The task: Exclude the pictures and reproduce the remaining data exactly as written.
## Begin Provided information
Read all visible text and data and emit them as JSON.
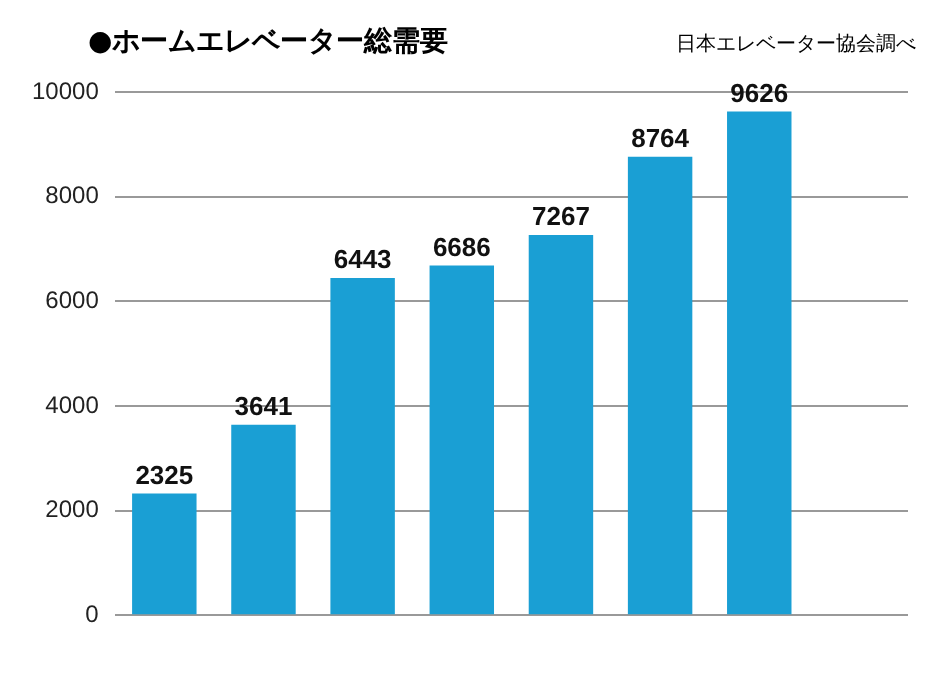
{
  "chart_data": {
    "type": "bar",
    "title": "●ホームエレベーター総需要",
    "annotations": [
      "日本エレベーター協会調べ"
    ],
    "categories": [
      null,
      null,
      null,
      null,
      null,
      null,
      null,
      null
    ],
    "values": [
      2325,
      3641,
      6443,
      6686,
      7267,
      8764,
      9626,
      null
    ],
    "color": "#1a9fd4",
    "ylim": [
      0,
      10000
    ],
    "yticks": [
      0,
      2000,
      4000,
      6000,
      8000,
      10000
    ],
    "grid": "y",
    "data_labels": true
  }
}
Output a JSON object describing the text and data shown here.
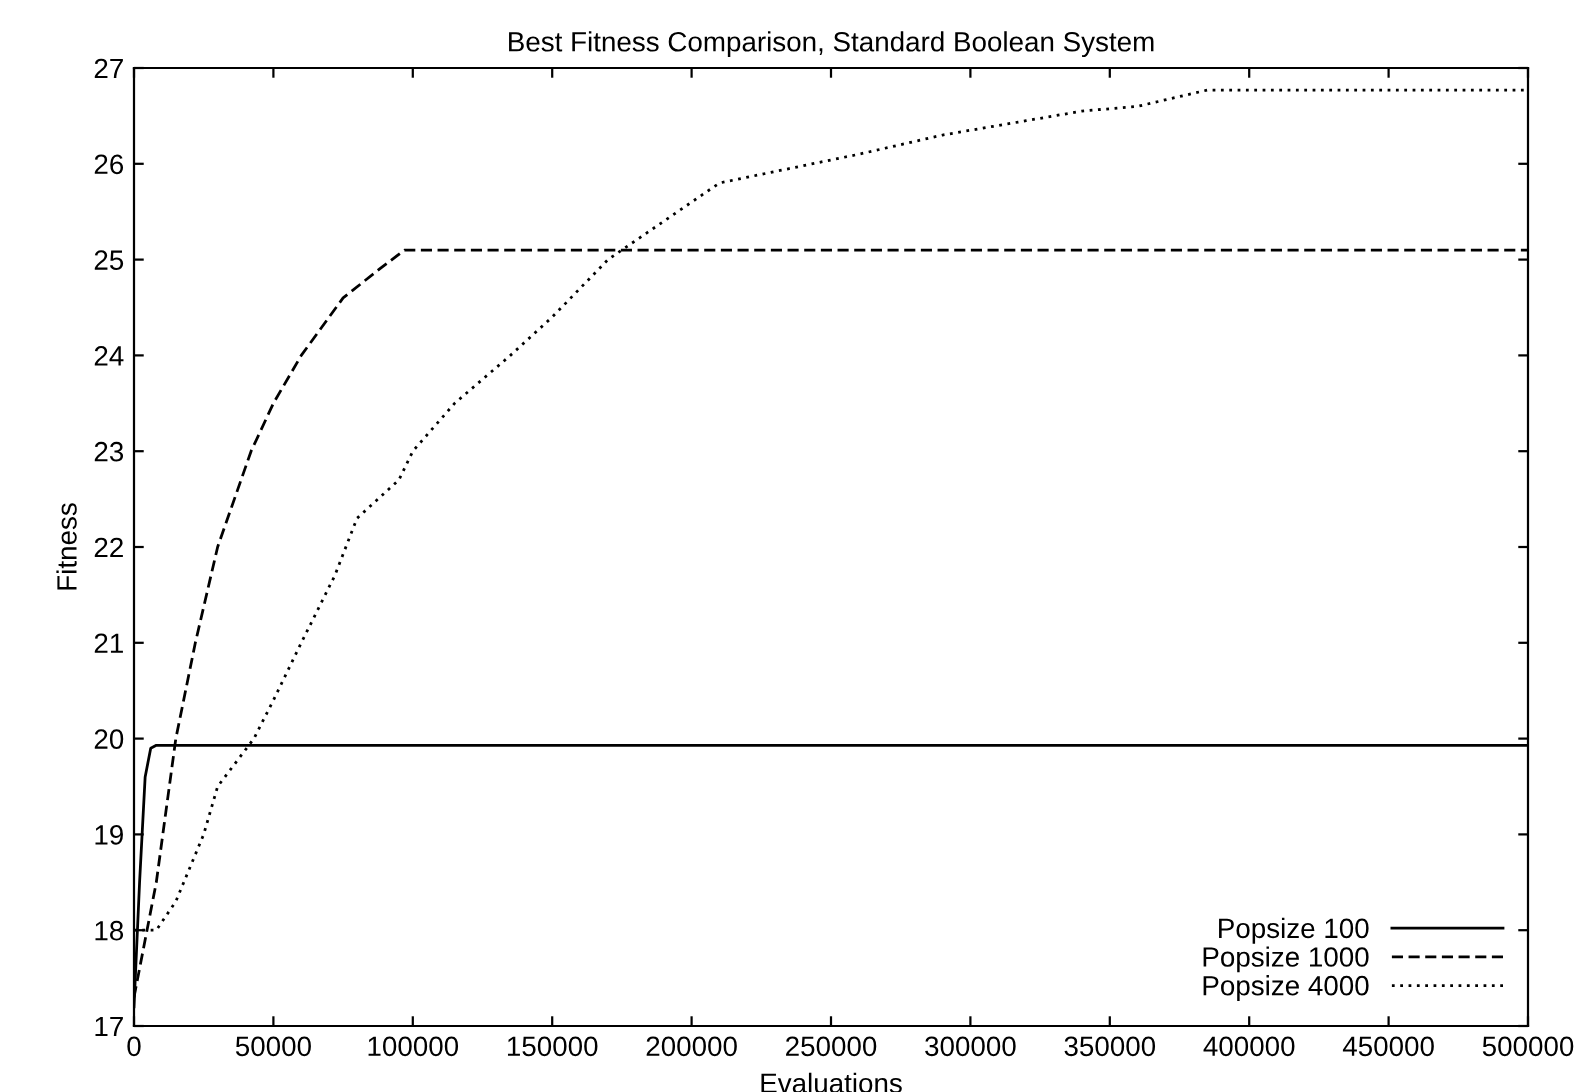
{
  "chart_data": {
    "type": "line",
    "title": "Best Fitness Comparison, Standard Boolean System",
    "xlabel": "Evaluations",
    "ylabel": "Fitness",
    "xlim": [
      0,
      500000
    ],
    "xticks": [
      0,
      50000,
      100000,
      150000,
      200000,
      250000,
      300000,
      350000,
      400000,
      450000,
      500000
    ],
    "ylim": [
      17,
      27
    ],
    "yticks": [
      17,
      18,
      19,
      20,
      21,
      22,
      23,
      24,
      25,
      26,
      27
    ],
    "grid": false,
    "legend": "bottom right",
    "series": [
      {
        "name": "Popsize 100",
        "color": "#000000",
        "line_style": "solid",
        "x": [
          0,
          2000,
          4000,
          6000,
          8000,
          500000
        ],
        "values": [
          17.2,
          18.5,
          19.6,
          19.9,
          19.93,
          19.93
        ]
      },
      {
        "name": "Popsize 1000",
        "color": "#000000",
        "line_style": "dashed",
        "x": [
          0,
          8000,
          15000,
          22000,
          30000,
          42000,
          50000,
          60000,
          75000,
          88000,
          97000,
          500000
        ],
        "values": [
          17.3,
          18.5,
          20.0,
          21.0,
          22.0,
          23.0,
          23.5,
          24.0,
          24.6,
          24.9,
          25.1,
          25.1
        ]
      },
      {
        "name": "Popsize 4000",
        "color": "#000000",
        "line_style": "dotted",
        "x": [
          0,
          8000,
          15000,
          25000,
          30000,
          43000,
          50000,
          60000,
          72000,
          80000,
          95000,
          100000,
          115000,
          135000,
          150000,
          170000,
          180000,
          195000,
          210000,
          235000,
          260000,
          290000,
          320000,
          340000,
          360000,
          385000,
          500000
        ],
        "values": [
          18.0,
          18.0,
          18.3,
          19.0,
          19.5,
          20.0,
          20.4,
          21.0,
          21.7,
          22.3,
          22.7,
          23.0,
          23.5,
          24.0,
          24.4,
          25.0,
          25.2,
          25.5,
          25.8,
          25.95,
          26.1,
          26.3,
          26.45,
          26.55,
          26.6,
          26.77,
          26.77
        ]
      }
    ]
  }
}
## End Provided information
Full output:
Read all visible text and data and emit them as JSON.
{
  "chart_data": {
    "type": "bar",
    "title": "●ホームエレベーター総需要",
    "annotations": [
      "日本エレベーター協会調べ"
    ],
    "categories": [
      null,
      null,
      null,
      null,
      null,
      null,
      null,
      null
    ],
    "values": [
      2325,
      3641,
      6443,
      6686,
      7267,
      8764,
      9626,
      null
    ],
    "color": "#1a9fd4",
    "ylim": [
      0,
      10000
    ],
    "yticks": [
      0,
      2000,
      4000,
      6000,
      8000,
      10000
    ],
    "grid": "y",
    "data_labels": true
  }
}
Output a JSON object describing the text and data shown here.
{
  "chart_data": {
    "type": "line",
    "title": "Best Fitness Comparison, Standard Boolean System",
    "xlabel": "Evaluations",
    "ylabel": "Fitness",
    "xlim": [
      0,
      500000
    ],
    "xticks": [
      0,
      50000,
      100000,
      150000,
      200000,
      250000,
      300000,
      350000,
      400000,
      450000,
      500000
    ],
    "ylim": [
      17,
      27
    ],
    "yticks": [
      17,
      18,
      19,
      20,
      21,
      22,
      23,
      24,
      25,
      26,
      27
    ],
    "grid": false,
    "legend": "bottom right",
    "series": [
      {
        "name": "Popsize 100",
        "color": "#000000",
        "line_style": "solid",
        "x": [
          0,
          2000,
          4000,
          6000,
          8000,
          500000
        ],
        "values": [
          17.2,
          18.5,
          19.6,
          19.9,
          19.93,
          19.93
        ]
      },
      {
        "name": "Popsize 1000",
        "color": "#000000",
        "line_style": "dashed",
        "x": [
          0,
          8000,
          15000,
          22000,
          30000,
          42000,
          50000,
          60000,
          75000,
          88000,
          97000,
          500000
        ],
        "values": [
          17.3,
          18.5,
          20.0,
          21.0,
          22.0,
          23.0,
          23.5,
          24.0,
          24.6,
          24.9,
          25.1,
          25.1
        ]
      },
      {
        "name": "Popsize 4000",
        "color": "#000000",
        "line_style": "dotted",
        "x": [
          0,
          8000,
          15000,
          25000,
          30000,
          43000,
          50000,
          60000,
          72000,
          80000,
          95000,
          100000,
          115000,
          135000,
          150000,
          170000,
          180000,
          195000,
          210000,
          235000,
          260000,
          290000,
          320000,
          340000,
          360000,
          385000,
          500000
        ],
        "values": [
          18.0,
          18.0,
          18.3,
          19.0,
          19.5,
          20.0,
          20.4,
          21.0,
          21.7,
          22.3,
          22.7,
          23.0,
          23.5,
          24.0,
          24.4,
          25.0,
          25.2,
          25.5,
          25.8,
          25.95,
          26.1,
          26.3,
          26.45,
          26.55,
          26.6,
          26.77,
          26.77
        ]
      }
    ]
  }
}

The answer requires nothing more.